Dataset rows
————————

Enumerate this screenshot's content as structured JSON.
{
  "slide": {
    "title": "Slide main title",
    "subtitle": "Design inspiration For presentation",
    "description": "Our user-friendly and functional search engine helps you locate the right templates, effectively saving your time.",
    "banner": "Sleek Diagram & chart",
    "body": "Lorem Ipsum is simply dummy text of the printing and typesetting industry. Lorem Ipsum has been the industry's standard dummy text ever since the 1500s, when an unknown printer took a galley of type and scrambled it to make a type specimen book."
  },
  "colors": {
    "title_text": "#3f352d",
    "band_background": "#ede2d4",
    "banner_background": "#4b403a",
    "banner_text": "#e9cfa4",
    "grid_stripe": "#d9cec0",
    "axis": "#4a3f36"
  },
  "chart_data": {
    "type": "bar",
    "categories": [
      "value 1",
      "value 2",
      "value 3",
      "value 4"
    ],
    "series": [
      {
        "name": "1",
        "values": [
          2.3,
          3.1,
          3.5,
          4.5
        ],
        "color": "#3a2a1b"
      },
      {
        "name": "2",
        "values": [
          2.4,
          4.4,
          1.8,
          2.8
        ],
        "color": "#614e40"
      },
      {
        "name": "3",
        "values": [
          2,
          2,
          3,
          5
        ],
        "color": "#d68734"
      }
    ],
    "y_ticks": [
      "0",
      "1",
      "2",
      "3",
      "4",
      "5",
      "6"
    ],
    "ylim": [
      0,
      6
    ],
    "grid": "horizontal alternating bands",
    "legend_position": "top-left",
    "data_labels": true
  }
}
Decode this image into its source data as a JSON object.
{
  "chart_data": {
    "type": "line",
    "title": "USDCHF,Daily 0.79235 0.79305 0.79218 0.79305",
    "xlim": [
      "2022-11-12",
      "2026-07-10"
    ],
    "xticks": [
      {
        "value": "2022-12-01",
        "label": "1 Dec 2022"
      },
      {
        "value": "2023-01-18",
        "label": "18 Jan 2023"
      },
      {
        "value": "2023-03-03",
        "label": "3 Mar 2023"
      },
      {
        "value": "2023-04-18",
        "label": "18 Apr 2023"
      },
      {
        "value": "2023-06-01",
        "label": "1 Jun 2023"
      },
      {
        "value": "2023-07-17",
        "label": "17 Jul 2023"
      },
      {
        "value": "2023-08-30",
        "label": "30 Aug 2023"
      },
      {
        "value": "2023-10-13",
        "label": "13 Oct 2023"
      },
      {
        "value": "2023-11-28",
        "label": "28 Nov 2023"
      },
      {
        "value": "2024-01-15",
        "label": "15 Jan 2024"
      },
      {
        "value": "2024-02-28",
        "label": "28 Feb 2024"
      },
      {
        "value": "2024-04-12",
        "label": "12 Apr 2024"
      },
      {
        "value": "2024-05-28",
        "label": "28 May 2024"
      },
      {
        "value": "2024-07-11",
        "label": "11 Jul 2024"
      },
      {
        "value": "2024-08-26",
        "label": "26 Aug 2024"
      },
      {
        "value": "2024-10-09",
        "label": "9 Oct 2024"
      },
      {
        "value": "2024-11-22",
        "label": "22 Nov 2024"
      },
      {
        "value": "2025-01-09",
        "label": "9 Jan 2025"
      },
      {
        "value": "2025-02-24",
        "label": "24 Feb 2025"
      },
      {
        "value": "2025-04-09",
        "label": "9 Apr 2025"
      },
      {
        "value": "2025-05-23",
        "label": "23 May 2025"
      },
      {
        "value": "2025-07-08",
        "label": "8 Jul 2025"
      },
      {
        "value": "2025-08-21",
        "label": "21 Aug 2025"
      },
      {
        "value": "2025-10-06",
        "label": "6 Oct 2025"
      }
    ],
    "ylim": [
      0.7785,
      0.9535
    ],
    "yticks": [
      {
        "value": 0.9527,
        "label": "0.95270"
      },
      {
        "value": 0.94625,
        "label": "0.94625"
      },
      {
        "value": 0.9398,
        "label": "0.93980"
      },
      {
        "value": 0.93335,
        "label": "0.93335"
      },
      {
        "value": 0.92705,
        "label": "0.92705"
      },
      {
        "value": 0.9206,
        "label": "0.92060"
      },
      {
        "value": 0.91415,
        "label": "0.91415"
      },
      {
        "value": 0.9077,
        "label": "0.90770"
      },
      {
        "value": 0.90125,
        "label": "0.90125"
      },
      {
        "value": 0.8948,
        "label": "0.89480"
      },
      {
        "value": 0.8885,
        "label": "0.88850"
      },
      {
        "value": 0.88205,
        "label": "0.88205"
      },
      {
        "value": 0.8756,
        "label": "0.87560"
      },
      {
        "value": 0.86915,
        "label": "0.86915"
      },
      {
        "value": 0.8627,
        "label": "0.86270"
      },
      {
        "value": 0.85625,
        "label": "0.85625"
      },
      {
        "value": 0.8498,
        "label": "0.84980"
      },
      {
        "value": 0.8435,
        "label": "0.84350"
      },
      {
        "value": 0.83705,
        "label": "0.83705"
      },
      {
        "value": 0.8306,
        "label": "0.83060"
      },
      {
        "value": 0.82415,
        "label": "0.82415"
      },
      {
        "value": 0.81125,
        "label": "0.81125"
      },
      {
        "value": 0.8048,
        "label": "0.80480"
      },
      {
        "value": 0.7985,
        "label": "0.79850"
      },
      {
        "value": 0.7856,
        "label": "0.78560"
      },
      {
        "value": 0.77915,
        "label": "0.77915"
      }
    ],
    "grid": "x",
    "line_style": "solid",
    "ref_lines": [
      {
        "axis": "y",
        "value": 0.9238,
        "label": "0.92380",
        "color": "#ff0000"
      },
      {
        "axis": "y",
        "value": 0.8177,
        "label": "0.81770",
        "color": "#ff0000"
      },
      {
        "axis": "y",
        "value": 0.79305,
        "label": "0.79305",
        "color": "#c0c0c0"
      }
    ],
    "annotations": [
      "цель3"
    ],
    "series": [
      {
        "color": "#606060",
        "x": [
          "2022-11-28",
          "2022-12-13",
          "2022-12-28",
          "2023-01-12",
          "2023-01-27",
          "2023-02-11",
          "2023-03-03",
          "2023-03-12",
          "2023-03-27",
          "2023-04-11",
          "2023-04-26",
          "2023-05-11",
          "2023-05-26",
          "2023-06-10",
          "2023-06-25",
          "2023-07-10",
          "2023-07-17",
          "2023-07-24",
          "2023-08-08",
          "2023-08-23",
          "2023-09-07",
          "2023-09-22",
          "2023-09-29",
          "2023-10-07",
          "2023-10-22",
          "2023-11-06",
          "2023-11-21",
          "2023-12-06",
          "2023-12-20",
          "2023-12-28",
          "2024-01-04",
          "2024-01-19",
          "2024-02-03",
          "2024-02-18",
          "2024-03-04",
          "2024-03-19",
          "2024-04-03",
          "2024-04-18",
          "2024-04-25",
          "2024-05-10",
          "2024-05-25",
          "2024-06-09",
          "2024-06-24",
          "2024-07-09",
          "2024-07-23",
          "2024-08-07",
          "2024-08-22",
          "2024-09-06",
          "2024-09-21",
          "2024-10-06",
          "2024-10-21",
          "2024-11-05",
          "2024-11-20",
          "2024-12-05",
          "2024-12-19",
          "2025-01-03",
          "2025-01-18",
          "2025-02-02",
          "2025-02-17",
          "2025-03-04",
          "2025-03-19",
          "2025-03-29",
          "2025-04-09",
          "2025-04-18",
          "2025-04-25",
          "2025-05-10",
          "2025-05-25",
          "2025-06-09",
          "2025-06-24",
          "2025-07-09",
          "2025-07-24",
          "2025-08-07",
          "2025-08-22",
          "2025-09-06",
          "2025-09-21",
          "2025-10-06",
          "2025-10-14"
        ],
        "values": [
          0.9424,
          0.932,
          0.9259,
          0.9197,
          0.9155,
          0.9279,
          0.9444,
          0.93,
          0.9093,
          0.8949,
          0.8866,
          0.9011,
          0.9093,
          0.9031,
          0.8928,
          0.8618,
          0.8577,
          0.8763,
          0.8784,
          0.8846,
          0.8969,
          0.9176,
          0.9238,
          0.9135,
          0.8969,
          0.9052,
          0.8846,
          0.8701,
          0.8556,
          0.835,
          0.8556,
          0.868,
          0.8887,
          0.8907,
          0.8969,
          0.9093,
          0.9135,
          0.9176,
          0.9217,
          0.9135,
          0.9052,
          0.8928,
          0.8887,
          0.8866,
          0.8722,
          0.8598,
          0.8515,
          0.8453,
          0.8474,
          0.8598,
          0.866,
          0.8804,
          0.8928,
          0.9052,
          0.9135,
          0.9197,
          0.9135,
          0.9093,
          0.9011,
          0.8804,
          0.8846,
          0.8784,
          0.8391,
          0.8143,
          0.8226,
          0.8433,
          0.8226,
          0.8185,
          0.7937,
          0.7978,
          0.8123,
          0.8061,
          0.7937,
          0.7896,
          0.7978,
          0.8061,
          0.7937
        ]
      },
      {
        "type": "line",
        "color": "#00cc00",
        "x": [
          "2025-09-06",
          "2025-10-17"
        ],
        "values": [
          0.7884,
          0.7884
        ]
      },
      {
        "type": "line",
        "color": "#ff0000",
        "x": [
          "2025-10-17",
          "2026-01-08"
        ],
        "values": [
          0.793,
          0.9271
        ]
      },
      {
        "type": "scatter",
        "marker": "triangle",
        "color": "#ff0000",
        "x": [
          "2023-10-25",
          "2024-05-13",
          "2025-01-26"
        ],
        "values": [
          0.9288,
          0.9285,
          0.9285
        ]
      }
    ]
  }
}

————————

» **CHALLENGE**:
Examine the records and pull out every line where the string "JSON" occurs.

» **TASK SOLUTION**:
Enumerate this screenshot's content as structured JSON.
Decode this image into its source data as a JSON object.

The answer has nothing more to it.